> _Instructions to follow_:
Select every line containing the word "DACHGESCHOSS" from the material, and copy those lines.

> _Data shown_:
** start **

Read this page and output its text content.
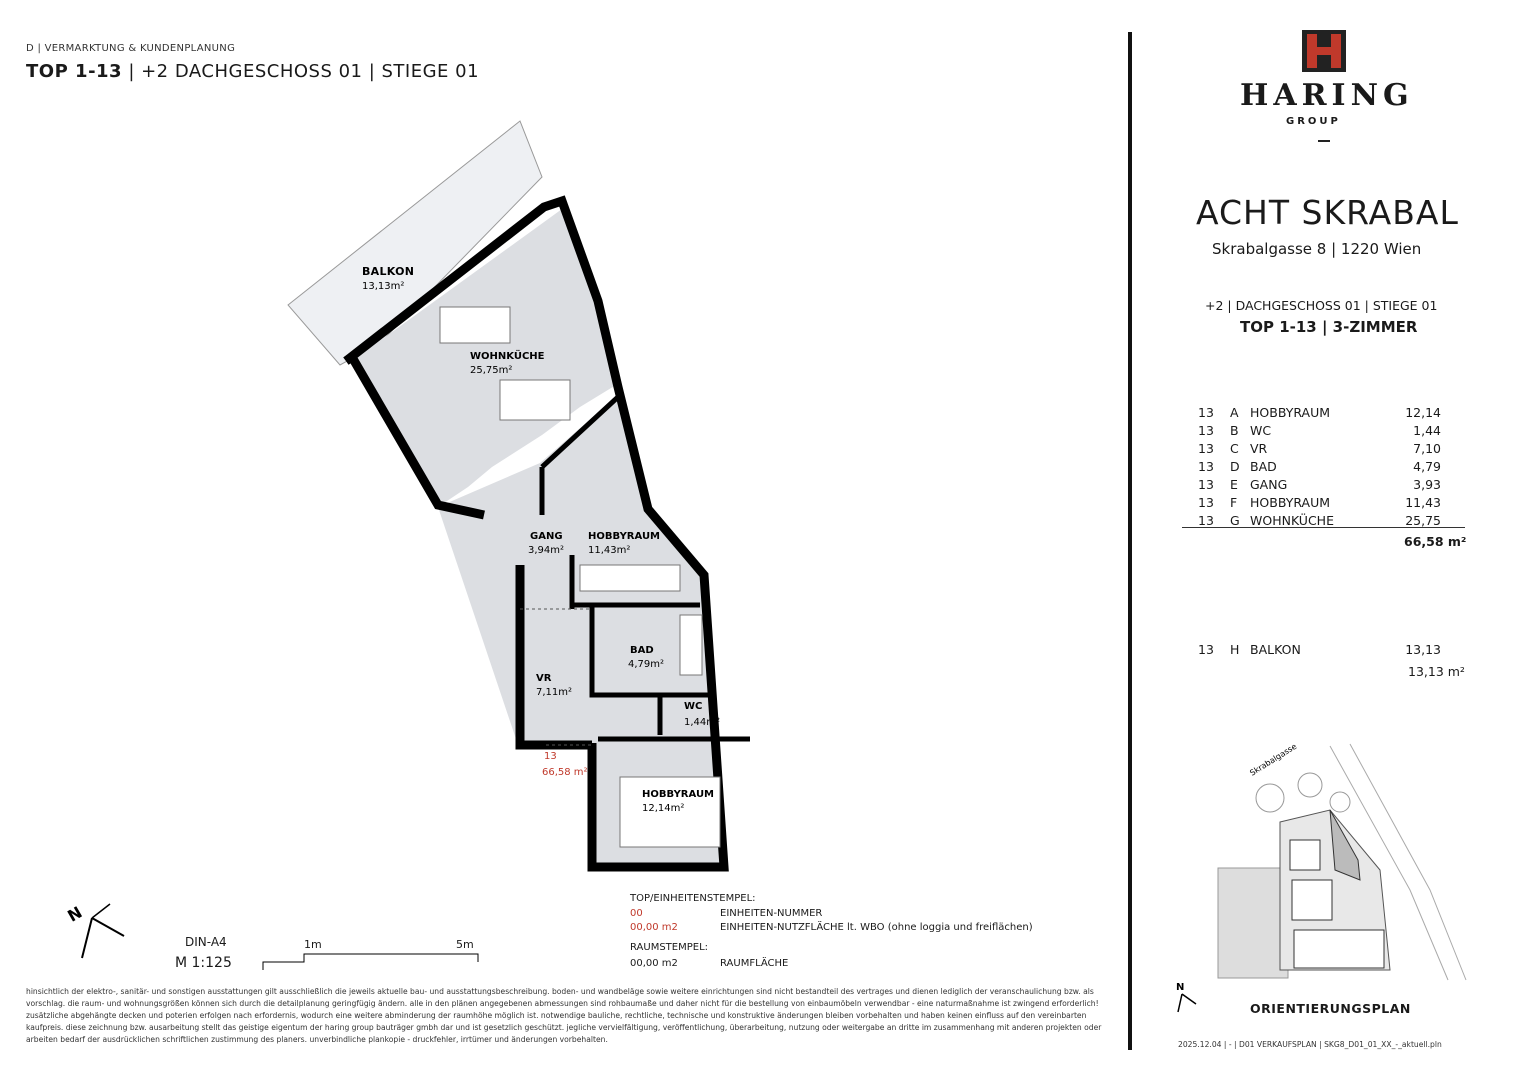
D | VERMARKTUNG & KUNDENPLANUNG
TOP 1-13 | +2 DACHGESCHOSS 01 | STIEGE 01
BALKON
13,13m²
WOHNKÜCHE
25,75m²
GANG
3,94m²
HOBBYRAUM
11,43m²
BAD
4,79m²
VR
7,11m²
WC
1,44m²
HOBBYRAUM
12,14m²
13
66,58 m²
N
DIN-A4
M 1:125
1m	5m
TOP/EINHEITENSTEMPEL:
00	EINHEITEN-NUMMER
00,00 m2	EINHEITEN-NUTZFLÄCHE lt. WBO (ohne loggia und freiflächen)
RAUMSTEMPEL:
00,00 m2	RAUMFLÄCHE
hinsichtlich der elektro-, sanitär- und sonstigen ausstattungen gilt ausschließlich die jeweils aktuelle bau- und ausstattungsbeschreibung. boden- und wandbeläge sowie weitere einrichtungen sind nicht bestandteil des vertrages und dienen lediglich der veranschaulichung bzw. als vorschlag. die raum- und wohnungsgrößen können sich durch die detailplanung geringfügig ändern. alle in den plänen angegebenen abmessungen sind rohbaumaße und daher nicht für die bestellung von einbaumöbeln verwendbar - eine naturmaßnahme ist zwingend erforderlich! zusätzliche abgehängte decken und poterien erfolgen nach erfordernis, wodurch eine weitere abminderung der raumhöhe möglich ist. notwendige bauliche, rechtliche, technische und konstruktive änderungen bleiben vorbehalten und haben keinen einfluss auf den vereinbarten kaufpreis. diese zeichnung bzw. ausarbeitung stellt das geistige eigentum der haring group bauträger gmbh dar und ist gesetzlich geschützt. jegliche vervielfältigung, veröffentlichung, überarbeitung, nutzung oder weitergabe an dritte im zusammenhang mit anderen projekten oder arbeiten bedarf der ausdrücklichen schriftlichen zustimmung des planers. unverbindliche plankopie - druckfehler, irrtümer und änderungen vorbehalten.
HARING
GROUP
ACHT SKRABAL
Skrabalgasse 8 | 1220 Wien
+2 | DACHGESCHOSS 01 | STIEGE 01
TOP 1-13 | 3-ZIMMER
13	A	HOBBYRAUM	12,14
13	B	WC	1,44
13	C	VR	7,10
13	D	BAD	4,79
13	E	GANG	3,93
13	F	HOBBYRAUM	11,43
13	G	WOHNKÜCHE	25,75
66,58 m²
13	H	BALKON	13,13
13,13 m²
Skrabalgasse
N
ORIENTIERUNGSPLAN
2025.12.04 | - | D01 VERKAUFSPLAN | SKG8_D01_01_XX_-_aktuell.pln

** end **

> _Correct output_:
TOP 1-13 | +2 DACHGESCHOSS 01 | STIEGE 01
+2 | DACHGESCHOSS 01 | STIEGE 01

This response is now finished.